---- Supplied records

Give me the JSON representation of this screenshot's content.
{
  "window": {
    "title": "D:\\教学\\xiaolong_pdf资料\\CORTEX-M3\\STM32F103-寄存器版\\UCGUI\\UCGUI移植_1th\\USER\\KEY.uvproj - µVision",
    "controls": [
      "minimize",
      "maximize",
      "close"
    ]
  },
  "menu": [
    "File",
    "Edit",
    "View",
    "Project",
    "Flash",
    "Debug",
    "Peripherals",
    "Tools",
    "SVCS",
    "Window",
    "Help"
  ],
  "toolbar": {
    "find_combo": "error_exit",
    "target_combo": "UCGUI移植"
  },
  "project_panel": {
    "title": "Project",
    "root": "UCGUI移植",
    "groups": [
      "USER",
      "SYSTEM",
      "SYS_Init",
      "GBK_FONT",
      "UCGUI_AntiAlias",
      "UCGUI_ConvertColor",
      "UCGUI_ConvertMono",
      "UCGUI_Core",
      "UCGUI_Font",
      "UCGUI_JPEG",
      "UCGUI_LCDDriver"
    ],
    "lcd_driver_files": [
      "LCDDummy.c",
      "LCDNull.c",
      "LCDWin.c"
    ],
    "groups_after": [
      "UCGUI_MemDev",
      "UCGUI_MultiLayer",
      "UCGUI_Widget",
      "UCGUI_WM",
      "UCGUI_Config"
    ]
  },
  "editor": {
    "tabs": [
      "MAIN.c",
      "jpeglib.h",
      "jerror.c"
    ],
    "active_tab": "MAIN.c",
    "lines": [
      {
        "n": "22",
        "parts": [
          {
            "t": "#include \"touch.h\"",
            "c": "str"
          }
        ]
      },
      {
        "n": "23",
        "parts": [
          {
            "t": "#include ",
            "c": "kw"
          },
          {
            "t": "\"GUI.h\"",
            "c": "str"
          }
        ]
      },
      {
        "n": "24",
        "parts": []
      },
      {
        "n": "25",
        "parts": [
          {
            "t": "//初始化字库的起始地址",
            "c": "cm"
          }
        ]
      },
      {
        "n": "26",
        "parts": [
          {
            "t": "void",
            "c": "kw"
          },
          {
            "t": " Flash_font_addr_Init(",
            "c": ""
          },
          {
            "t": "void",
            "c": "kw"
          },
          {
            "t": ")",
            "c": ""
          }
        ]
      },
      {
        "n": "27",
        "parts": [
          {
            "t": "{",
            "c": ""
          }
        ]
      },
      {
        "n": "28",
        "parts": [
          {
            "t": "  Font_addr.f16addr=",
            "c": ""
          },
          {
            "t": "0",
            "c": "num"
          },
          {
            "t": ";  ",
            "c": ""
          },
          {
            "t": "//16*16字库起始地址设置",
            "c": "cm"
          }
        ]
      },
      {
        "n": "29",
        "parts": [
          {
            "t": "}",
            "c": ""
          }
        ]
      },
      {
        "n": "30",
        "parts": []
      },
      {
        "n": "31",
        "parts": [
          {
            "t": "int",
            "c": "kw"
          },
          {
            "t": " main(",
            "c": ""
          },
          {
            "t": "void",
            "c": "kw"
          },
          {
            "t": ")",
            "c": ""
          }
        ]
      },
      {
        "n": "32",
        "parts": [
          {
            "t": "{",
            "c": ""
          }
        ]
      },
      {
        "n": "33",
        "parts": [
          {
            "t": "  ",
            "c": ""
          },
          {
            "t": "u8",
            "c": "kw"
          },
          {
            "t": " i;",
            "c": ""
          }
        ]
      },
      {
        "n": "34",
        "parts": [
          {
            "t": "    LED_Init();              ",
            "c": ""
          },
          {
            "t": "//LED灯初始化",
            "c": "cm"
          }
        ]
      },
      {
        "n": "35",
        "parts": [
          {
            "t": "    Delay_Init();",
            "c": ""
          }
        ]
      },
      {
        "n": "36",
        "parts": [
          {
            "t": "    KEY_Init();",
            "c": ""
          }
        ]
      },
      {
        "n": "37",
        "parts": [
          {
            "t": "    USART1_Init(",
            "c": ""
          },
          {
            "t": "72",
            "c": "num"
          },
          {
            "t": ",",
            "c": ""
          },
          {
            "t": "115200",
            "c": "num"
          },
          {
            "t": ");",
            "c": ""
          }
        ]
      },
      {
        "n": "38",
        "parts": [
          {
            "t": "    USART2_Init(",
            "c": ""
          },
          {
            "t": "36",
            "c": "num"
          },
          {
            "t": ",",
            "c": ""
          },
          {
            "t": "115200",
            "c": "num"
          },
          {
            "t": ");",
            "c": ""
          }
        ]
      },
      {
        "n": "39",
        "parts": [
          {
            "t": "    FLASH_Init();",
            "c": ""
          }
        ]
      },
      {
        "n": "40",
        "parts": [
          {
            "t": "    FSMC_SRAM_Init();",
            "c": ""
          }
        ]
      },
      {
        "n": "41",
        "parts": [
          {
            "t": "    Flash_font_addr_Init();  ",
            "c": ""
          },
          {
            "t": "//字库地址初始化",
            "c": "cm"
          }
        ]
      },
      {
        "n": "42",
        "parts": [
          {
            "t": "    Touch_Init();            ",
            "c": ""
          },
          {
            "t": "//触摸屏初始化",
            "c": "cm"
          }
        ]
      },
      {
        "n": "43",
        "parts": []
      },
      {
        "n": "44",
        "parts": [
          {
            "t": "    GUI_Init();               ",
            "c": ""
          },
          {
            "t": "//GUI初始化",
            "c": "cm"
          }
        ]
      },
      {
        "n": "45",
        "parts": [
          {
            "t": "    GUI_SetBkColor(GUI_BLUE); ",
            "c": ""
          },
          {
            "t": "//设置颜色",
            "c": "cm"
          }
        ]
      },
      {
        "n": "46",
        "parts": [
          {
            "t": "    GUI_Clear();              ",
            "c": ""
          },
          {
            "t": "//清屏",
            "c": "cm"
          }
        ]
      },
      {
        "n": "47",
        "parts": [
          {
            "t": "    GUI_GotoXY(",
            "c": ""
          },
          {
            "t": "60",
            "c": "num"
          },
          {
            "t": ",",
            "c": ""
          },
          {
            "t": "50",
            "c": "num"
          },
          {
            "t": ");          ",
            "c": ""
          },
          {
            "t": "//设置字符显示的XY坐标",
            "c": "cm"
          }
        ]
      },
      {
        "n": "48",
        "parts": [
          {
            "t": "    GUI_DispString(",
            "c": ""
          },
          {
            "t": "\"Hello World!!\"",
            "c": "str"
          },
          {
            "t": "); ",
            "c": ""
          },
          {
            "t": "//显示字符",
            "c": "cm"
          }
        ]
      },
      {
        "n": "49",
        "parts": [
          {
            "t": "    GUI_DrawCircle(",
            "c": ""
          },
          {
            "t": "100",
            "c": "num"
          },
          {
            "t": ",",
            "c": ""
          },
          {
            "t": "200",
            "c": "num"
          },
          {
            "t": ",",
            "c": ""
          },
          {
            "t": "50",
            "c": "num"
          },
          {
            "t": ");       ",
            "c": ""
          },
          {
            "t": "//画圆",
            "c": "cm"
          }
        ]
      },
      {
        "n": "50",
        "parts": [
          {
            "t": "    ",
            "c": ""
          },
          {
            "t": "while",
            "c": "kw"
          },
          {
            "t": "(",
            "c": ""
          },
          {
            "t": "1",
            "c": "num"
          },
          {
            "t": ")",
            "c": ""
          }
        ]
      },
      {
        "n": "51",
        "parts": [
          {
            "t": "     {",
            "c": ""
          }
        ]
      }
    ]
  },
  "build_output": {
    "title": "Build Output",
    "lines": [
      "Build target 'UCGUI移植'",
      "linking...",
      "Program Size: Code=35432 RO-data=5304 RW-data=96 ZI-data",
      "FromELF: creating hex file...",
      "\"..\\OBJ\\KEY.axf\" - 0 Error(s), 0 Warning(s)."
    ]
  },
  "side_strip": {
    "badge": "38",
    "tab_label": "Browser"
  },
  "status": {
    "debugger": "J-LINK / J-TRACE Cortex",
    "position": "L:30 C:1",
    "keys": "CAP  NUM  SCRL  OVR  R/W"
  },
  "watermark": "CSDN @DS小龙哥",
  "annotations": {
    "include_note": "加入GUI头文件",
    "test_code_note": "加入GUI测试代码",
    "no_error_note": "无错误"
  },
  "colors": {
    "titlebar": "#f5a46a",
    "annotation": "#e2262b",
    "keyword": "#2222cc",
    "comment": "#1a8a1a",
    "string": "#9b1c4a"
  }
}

--------

▸ **Set task**
Copy each line above where the string "USER" occurs.

▸ **Full solution**
    "title": "D:\\教学\\xiaolong_pdf资料\\CORTEX-M3\\STM32F103-寄存器版\\UCGUI\\UCGUI移植_1th\\USER\\KEY.uvproj - µVision",
      "USER",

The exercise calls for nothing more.